SET PROBLEM
Give only the number of lines in the data that contain the word "questions".

──────────────────────────────

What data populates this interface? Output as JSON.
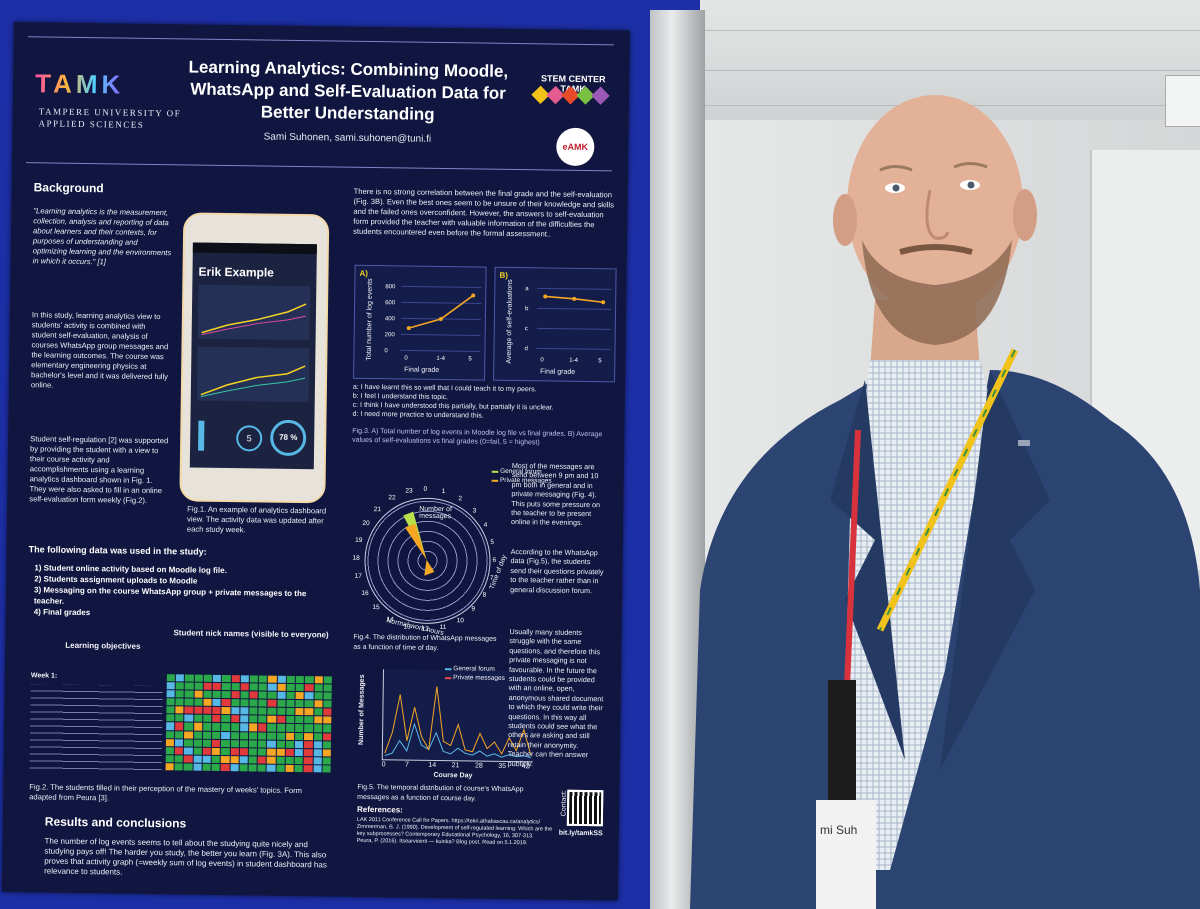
{
  "poster": {
    "logo": "TAMK",
    "institution": "TAMPERE UNIVERSITY OF APPLIED SCIENCES",
    "title": "Learning Analytics: Combining Moodle, WhatsApp and Self-Evaluation Data for Better Understanding",
    "author": "Sami Suhonen, sami.suhonen@tuni.fi",
    "stem_logo": "STEM CENTER TAMK",
    "eamk_logo": "eAMK",
    "background_heading": "Background",
    "background_quote": "\"Learning analytics is the measurement, collection, analysis and reporting of data about learners and their contexts, for purposes of understanding and optimizing learning and the environments in which it occurs.\" [1]",
    "background_p1": "In this study, learning analytics view to students' activity is combined with student self-evaluation, analysis of courses WhatsApp group messages and the learning outcomes. The course was elementary engineering physics at bachelor's level and it was delivered fully online.",
    "background_p2": "Student self-regulation [2] was supported by providing the student with a view to their course activity and accomplishments using a learning analytics dashboard shown in Fig. 1. They were also asked to fill in an online self-evaluation form weekly (Fig.2).",
    "phone_name": "Erik Example",
    "phone_percent": "78 %",
    "phone_level": "5",
    "fig1_caption": "Fig.1. An example of analytics dashboard view. The activity data was updated after each study week.",
    "data_used_heading": "The following data was used in the study:",
    "data_list": [
      "1)  Student online activity based on Moodle log file.",
      "2)  Students assignment uploads to Moodle",
      "3)  Messaging on the course WhatsApp group + private messages to the teacher.",
      "4)  Final grades"
    ],
    "learning_objectives": "Learning objectives",
    "nick_names": "Student nick names (visible to everyone)",
    "week1": "Week 1:",
    "fig2_caption": "Fig.2. The students filled in their perception of the mastery of weeks' topics. Form adapted from Peura [3].",
    "results_heading": "Results and conclusions",
    "results_text": "The number of log events seems to tell about the studying quite nicely and studying pays off! The harder you study, the better you learn (Fig. 3A). This also proves that activity graph (=weekly sum of log events) in student dashboard has relevance to students.",
    "col2_text": "There is no strong correlation between the final grade and the self-evaluation (Fig. 3B). Even the best ones seem to be unsure of their knowledge and skills and the failed ones overconfident. However, the answers to self-evaluation form provided the teacher with valuable information of the difficulties the students encountered even before the formal assessment..",
    "fig3a_label": "A)",
    "fig3a_ylabel": "Total number of log events",
    "fig3a_xlabel": "Final grade",
    "fig3b_label": "B)",
    "fig3b_ylabel": "Average of self-evaluations",
    "fig3b_xlabel": "Final grade",
    "legend_a": "a:  I have learnt this so well that I could teach it to my peers.",
    "legend_b": "b:  I feel I understand this topic.",
    "legend_c": "c:  I think I have understood this partially, but partially it is unclear.",
    "legend_d": "d:  I need more practice to understand this.",
    "fig3_caption": "Fig.3. A) Total number of log events in Moodle log file vs final grades. B) Average values of self-evaluations vs final grades (0=fail, 5 = highest)",
    "radar_legend_general": "General forum",
    "radar_legend_private": "Private messages",
    "radar_center": "Number of messages",
    "radar_bottom": "Normal work hours",
    "radar_side": "Time of day",
    "fig4_caption": "Fig.4. The distribution of WhatsApp messages as a function of time of day.",
    "whatsapp_p1": "Most of the messages are send between 9 pm and 10 pm both in general and in private messaging (Fig. 4). This puts some pressure on the teacher to be present online in the evenings.",
    "whatsapp_p2": "According to the WhatsApp data (Fig.5), the students send their questions privately to the teacher rather than in general discussion forum.",
    "whatsapp_p3": "Usually many students struggle with the same questions, and therefore this private messaging is not favourable. In the future the students could be provided with an online, open, anonymous shared document to which they could write their questions. In this way all students could see what the others are asking and still retain their anonymity. Teacher can then answer publicly.",
    "fig5_ylabel": "Number of Messages",
    "fig5_xlabel": "Course Day",
    "fig5_legend_general": "General forum",
    "fig5_legend_private": "Private messages",
    "fig5_caption": "Fig.5. The temporal distribution of course's WhatsApp messages as a function of course day.",
    "references_heading": "References:",
    "ref1": "LAK 2011 Conference Call for Papers. https://tekri.athabascau.ca/analytics/",
    "ref2": "Zimmerman, B. J. (1990). Development of self-regulated learning: Which are the key subprocesses? Contemporary Educational Psychology, 16, 307-313.",
    "ref3": "Peura, P. (2016). Itsearviointi — kuinka? Blog post. Read on 5.1.2019.",
    "contact": "Contact:",
    "short_link": "bit.ly/tamkSS"
  },
  "badge_text": "mi Suh",
  "colors": {
    "board_blue": "#1d2fa6",
    "poster_navy": "#10163f",
    "line_orange": "#f5a623",
    "jacket_blue": "#2c4472"
  },
  "chart_data": [
    {
      "type": "line",
      "title": "A)",
      "xlabel": "Final grade",
      "ylabel": "Total number of log events",
      "categories": [
        "0",
        "1-4",
        "5"
      ],
      "values": [
        280,
        400,
        700
      ],
      "ylim": [
        0,
        800
      ],
      "yticks": [
        0,
        200,
        400,
        600,
        800
      ]
    },
    {
      "type": "line",
      "title": "B)",
      "xlabel": "Final grade",
      "ylabel": "Average of self-evaluations",
      "categories": [
        "0",
        "1-4",
        "5"
      ],
      "yticks": [
        "a",
        "b",
        "c",
        "d"
      ],
      "values": [
        2.4,
        2.5,
        2.65
      ]
    },
    {
      "type": "line",
      "xlabel": "Course Day",
      "ylabel": "Number of Messages",
      "ylim": [
        0,
        100
      ],
      "yticks": [
        0,
        20,
        40,
        60,
        80,
        100
      ],
      "xticks": [
        0,
        7,
        14,
        21,
        28,
        35,
        42
      ],
      "series": [
        {
          "name": "General forum",
          "values": [
            2,
            5,
            20,
            8,
            40,
            15,
            10,
            30,
            8,
            5,
            12,
            6,
            4,
            9,
            3,
            6,
            2,
            5,
            3,
            4,
            2
          ]
        },
        {
          "name": "Private messages",
          "values": [
            5,
            30,
            75,
            20,
            60,
            25,
            10,
            85,
            20,
            15,
            40,
            10,
            8,
            30,
            12,
            20,
            6,
            25,
            10,
            35,
            5
          ]
        }
      ]
    },
    {
      "type": "radar",
      "categories": [
        "0",
        "1",
        "2",
        "3",
        "4",
        "5",
        "6",
        "7",
        "8",
        "9",
        "10",
        "11",
        "12",
        "13",
        "14",
        "15",
        "16",
        "17",
        "18",
        "19",
        "20",
        "21",
        "22",
        "23"
      ]
    }
  ]
}
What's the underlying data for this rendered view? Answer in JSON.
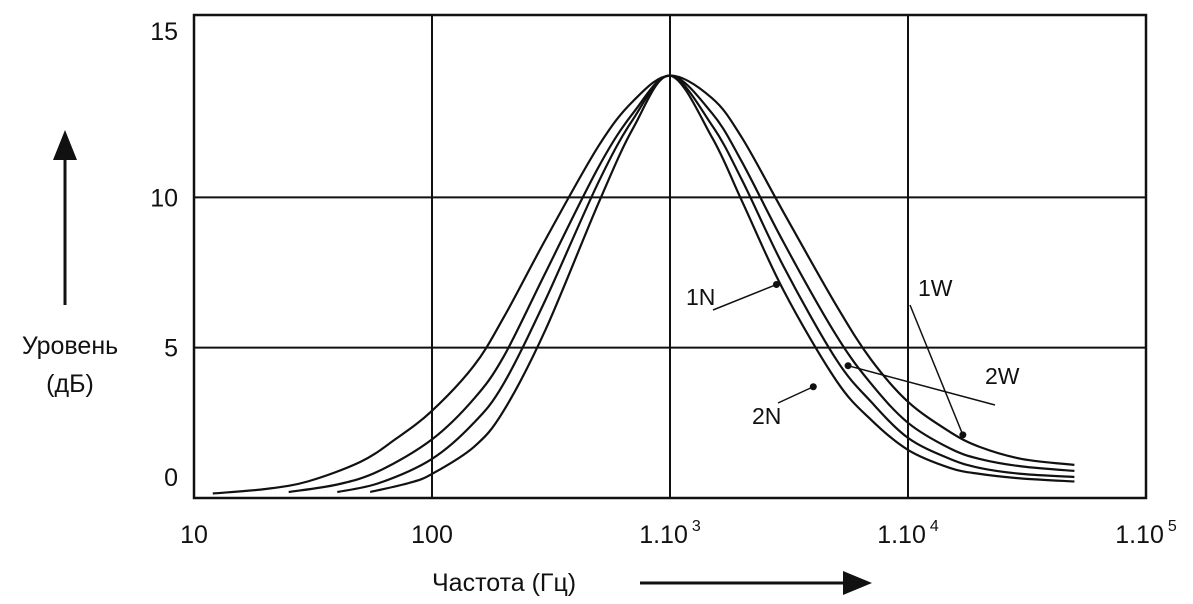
{
  "chart_data": {
    "type": "line",
    "xscale": "log",
    "xlim": [
      10,
      100000
    ],
    "ylim": [
      0,
      15
    ],
    "grid": true,
    "xlabel": "Частота (Гц)",
    "ylabel": [
      "Уровень",
      "(дБ)"
    ],
    "xticks": [
      {
        "value": 10,
        "base": "10",
        "exp": ""
      },
      {
        "value": 100,
        "base": "100",
        "exp": ""
      },
      {
        "value": 1000,
        "base": "1.10",
        "exp": "3"
      },
      {
        "value": 10000,
        "base": "1.10",
        "exp": "4"
      },
      {
        "value": 100000,
        "base": "1.10",
        "exp": "5"
      }
    ],
    "yticks": [
      {
        "value": 0,
        "label": "0"
      },
      {
        "value": 5,
        "label": "5"
      },
      {
        "value": 10,
        "label": "10"
      },
      {
        "value": 15,
        "label": "15"
      }
    ],
    "series": [
      {
        "name": "1W",
        "x": [
          12,
          20,
          30,
          50,
          70,
          100,
          150,
          200,
          300,
          500,
          700,
          1000,
          1500,
          2000,
          3000,
          5000,
          7000,
          10000,
          15000,
          20000,
          30000,
          50000
        ],
        "y": [
          0.15,
          0.3,
          0.55,
          1.2,
          1.95,
          2.9,
          4.4,
          6.0,
          8.6,
          11.7,
          13.2,
          14.05,
          13.3,
          12.0,
          9.5,
          6.4,
          4.6,
          3.2,
          2.2,
          1.7,
          1.3,
          1.1
        ],
        "marker": {
          "x": 17000,
          "y": 2.1
        }
      },
      {
        "name": "2W",
        "x": [
          25,
          40,
          60,
          100,
          150,
          200,
          300,
          500,
          700,
          1000,
          1500,
          2000,
          3000,
          5000,
          7000,
          10000,
          15000,
          20000,
          30000,
          50000
        ],
        "y": [
          0.2,
          0.45,
          0.9,
          1.95,
          3.3,
          4.7,
          7.5,
          11.0,
          12.8,
          14.05,
          12.8,
          11.2,
          8.5,
          5.4,
          3.8,
          2.5,
          1.65,
          1.3,
          1.05,
          0.9
        ],
        "marker": {
          "x": 5600,
          "y": 4.4
        }
      },
      {
        "name": "1N",
        "x": [
          40,
          60,
          100,
          150,
          200,
          300,
          500,
          700,
          1000,
          1500,
          2000,
          3000,
          5000,
          7000,
          10000,
          15000,
          20000,
          30000,
          50000
        ],
        "y": [
          0.2,
          0.5,
          1.3,
          2.5,
          3.8,
          6.6,
          10.5,
          12.6,
          14.05,
          12.4,
          10.6,
          7.7,
          4.6,
          3.2,
          2.0,
          1.3,
          1.0,
          0.8,
          0.7
        ],
        "marker": {
          "x": 2800,
          "y": 7.1
        }
      },
      {
        "name": "2N",
        "x": [
          55,
          80,
          100,
          150,
          200,
          300,
          500,
          700,
          1000,
          1500,
          2000,
          3000,
          5000,
          7000,
          10000,
          15000,
          20000,
          30000,
          50000
        ],
        "y": [
          0.2,
          0.5,
          0.8,
          1.7,
          2.9,
          5.6,
          9.8,
          12.3,
          14.05,
          12.0,
          9.9,
          6.9,
          3.9,
          2.6,
          1.6,
          1.0,
          0.8,
          0.65,
          0.55
        ],
        "marker": {
          "x": 4000,
          "y": 3.7
        }
      }
    ]
  }
}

──────────────────────────────

SOLUTION
2